[Excerpted data]
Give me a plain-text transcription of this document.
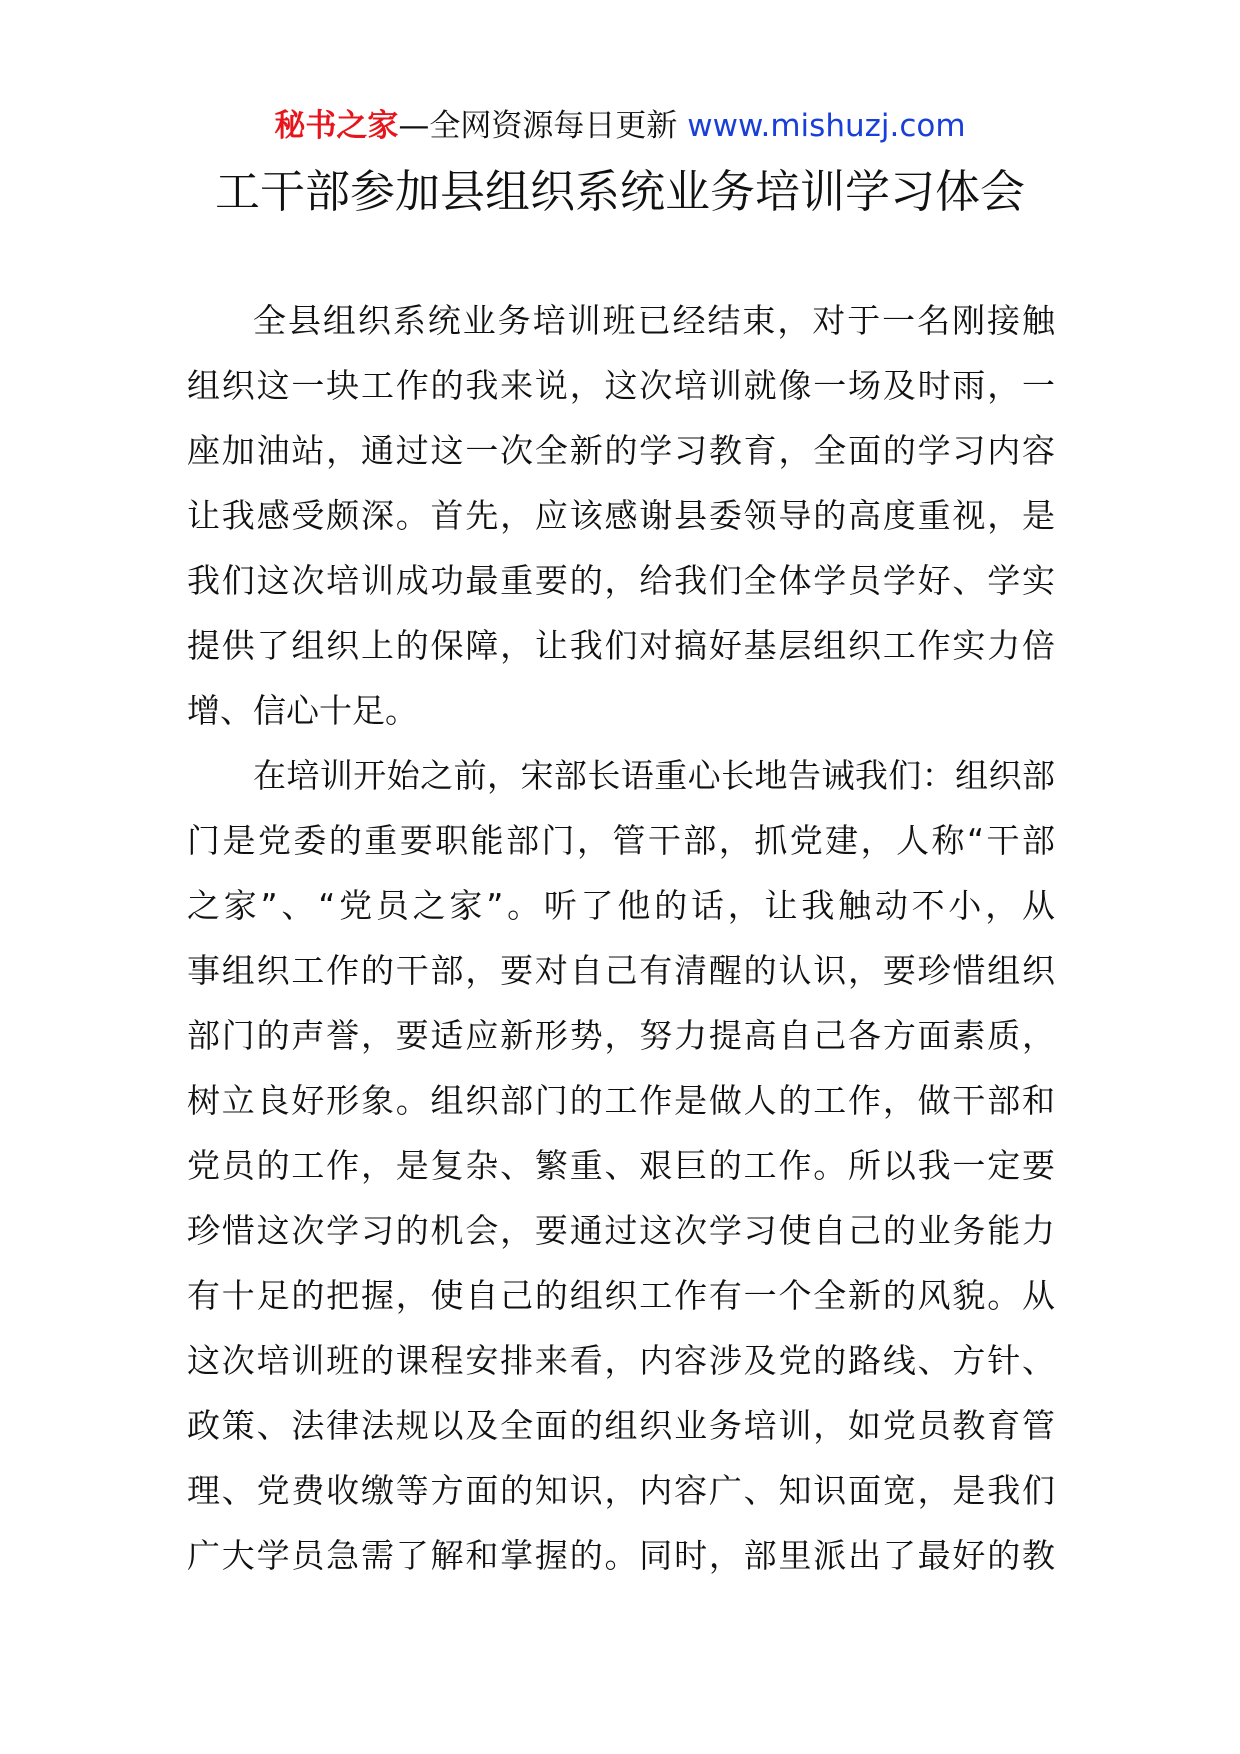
秘书之家—全网资源每日更新 www.mishuzj.com
工干部参加县组织系统业务培训学习体会
全县组织系统业务培训班已经结束，对于一名刚接触
组织这一块工作的我来说，这次培训就像一场及时雨，一
座加油站，通过这一次全新的学习教育，全面的学习内容
让我感受颇深。首先，应该感谢县委领导的高度重视，是
我们这次培训成功最重要的，给我们全体学员学好、学实
提供了组织上的保障，让我们对搞好基层组织工作实力倍
增、信心十足。
在培训开始之前，宋部长语重心长地告诫我们：组织部
门是党委的重要职能部门，管干部，抓党建，人称“干部
之家”、“党员之家”。听了他的话，让我触动不小，从
事组织工作的干部，要对自己有清醒的认识，要珍惜组织
部门的声誉，要适应新形势，努力提高自己各方面素质，
树立良好形象。组织部门的工作是做人的工作，做干部和
党员的工作，是复杂、繁重、艰巨的工作。所以我一定要
珍惜这次学习的机会，要通过这次学习使自己的业务能力
有十足的把握，使自己的组织工作有一个全新的风貌。从
这次培训班的课程安排来看，内容涉及党的路线、方针、
政策、法律法规以及全面的组织业务培训，如党员教育管
理、党费收缴等方面的知识，内容广、知识面宽，是我们
广大学员急需了解和掌握的。同时，部里派出了最好的教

[Instructions for the task] Without including the pictures, reproduce all entries exactly.

[Result for this task]
Give me a plain-text transcription of this document.
秘书之家—全网资源每日更新 www.mishuzj.com
工干部参加县组织系统业务培训学习体会
全县组织系统业务培训班已经结束，对于一名刚接触
组织这一块工作的我来说，这次培训就像一场及时雨，一
座加油站，通过这一次全新的学习教育，全面的学习内容
让我感受颇深。首先，应该感谢县委领导的高度重视，是
我们这次培训成功最重要的，给我们全体学员学好、学实
提供了组织上的保障，让我们对搞好基层组织工作实力倍
增、信心十足。
在培训开始之前，宋部长语重心长地告诫我们：组织部
门是党委的重要职能部门，管干部，抓党建，人称“干部
之家”、“党员之家”。听了他的话，让我触动不小，从
事组织工作的干部，要对自己有清醒的认识，要珍惜组织
部门的声誉，要适应新形势，努力提高自己各方面素质，
树立良好形象。组织部门的工作是做人的工作，做干部和
党员的工作，是复杂、繁重、艰巨的工作。所以我一定要
珍惜这次学习的机会，要通过这次学习使自己的业务能力
有十足的把握，使自己的组织工作有一个全新的风貌。从
这次培训班的课程安排来看，内容涉及党的路线、方针、
政策、法律法规以及全面的组织业务培训，如党员教育管
理、党费收缴等方面的知识，内容广、知识面宽，是我们
广大学员急需了解和掌握的。同时，部里派出了最好的教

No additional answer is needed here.